** WRITTEN REQUEST **
Can you copy the records below word for word?

** RECORDED INFORMATION **
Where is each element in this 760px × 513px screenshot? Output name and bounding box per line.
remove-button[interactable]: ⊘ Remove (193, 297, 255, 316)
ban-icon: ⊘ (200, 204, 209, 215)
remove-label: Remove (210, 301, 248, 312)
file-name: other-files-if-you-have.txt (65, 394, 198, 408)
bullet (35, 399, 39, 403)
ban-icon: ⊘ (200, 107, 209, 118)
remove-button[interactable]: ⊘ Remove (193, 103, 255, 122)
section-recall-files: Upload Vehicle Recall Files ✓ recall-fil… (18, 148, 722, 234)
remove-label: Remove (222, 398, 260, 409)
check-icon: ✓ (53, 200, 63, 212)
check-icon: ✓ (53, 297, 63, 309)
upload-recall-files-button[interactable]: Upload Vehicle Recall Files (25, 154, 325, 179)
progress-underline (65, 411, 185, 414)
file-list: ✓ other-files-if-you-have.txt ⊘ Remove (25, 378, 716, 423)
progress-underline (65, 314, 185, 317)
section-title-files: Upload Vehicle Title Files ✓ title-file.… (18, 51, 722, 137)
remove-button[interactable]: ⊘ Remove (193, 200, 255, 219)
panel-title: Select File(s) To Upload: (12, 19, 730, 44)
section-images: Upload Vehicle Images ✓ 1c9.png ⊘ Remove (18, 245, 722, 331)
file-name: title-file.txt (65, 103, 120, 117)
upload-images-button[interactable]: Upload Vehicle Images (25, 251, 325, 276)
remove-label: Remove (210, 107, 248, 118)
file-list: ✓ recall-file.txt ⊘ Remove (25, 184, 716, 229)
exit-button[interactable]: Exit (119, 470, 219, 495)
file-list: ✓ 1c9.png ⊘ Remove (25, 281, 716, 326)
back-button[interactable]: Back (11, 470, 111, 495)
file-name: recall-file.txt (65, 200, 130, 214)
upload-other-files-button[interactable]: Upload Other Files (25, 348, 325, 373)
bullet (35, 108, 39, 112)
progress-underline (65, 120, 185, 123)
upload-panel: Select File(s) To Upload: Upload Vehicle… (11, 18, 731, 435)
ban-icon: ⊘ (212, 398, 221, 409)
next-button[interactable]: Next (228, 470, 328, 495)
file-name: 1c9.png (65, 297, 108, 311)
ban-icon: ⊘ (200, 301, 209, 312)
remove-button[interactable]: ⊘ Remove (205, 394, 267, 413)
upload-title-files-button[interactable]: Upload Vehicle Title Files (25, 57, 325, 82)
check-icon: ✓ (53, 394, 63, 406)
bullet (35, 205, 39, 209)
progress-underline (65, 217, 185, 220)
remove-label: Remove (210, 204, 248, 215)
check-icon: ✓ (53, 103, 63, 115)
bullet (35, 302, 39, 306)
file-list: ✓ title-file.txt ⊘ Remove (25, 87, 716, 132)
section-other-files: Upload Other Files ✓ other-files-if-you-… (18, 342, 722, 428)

** EXERCISE SOLUTION **
Where is each element in this 760px × 513px screenshot? Output name and bounding box per line.
remove-button[interactable]: ⊘ Remove (193, 297, 255, 316)
ban-icon: ⊘ (200, 204, 209, 215)
remove-label: Remove (210, 301, 248, 312)
file-name: other-files-if-you-have.txt (65, 394, 198, 408)
bullet (35, 399, 39, 403)
ban-icon: ⊘ (200, 107, 209, 118)
remove-button[interactable]: ⊘ Remove (193, 103, 255, 122)
section-recall-files: Upload Vehicle Recall Files ✓ recall-fil… (18, 148, 722, 234)
remove-label: Remove (222, 398, 260, 409)
check-icon: ✓ (53, 200, 63, 212)
check-icon: ✓ (53, 297, 63, 309)
upload-recall-files-button[interactable]: Upload Vehicle Recall Files (25, 154, 325, 179)
progress-underline (65, 411, 185, 414)
file-list: ✓ other-files-if-you-have.txt ⊘ Remove (25, 378, 716, 423)
progress-underline (65, 314, 185, 317)
section-title-files: Upload Vehicle Title Files ✓ title-file.… (18, 51, 722, 137)
remove-button[interactable]: ⊘ Remove (193, 200, 255, 219)
panel-title: Select File(s) To Upload: (12, 19, 730, 44)
section-images: Upload Vehicle Images ✓ 1c9.png ⊘ Remove (18, 245, 722, 331)
file-name: title-file.txt (65, 103, 120, 117)
upload-images-button[interactable]: Upload Vehicle Images (25, 251, 325, 276)
remove-label: Remove (210, 107, 248, 118)
file-list: ✓ recall-file.txt ⊘ Remove (25, 184, 716, 229)
exit-button[interactable]: Exit (119, 470, 219, 495)
file-list: ✓ 1c9.png ⊘ Remove (25, 281, 716, 326)
back-button[interactable]: Back (11, 470, 111, 495)
file-name: recall-file.txt (65, 200, 130, 214)
upload-other-files-button[interactable]: Upload Other Files (25, 348, 325, 373)
bullet (35, 108, 39, 112)
progress-underline (65, 120, 185, 123)
upload-panel: Select File(s) To Upload: Upload Vehicle… (11, 18, 731, 435)
ban-icon: ⊘ (212, 398, 221, 409)
next-button[interactable]: Next (228, 470, 328, 495)
file-name: 1c9.png (65, 297, 108, 311)
ban-icon: ⊘ (200, 301, 209, 312)
remove-button[interactable]: ⊘ Remove (205, 394, 267, 413)
upload-title-files-button[interactable]: Upload Vehicle Title Files (25, 57, 325, 82)
check-icon: ✓ (53, 394, 63, 406)
bullet (35, 205, 39, 209)
progress-underline (65, 217, 185, 220)
remove-label: Remove (210, 204, 248, 215)
check-icon: ✓ (53, 103, 63, 115)
bullet (35, 302, 39, 306)
file-list: ✓ title-file.txt ⊘ Remove (25, 87, 716, 132)
section-other-files: Upload Other Files ✓ other-files-if-you-… (18, 342, 722, 428)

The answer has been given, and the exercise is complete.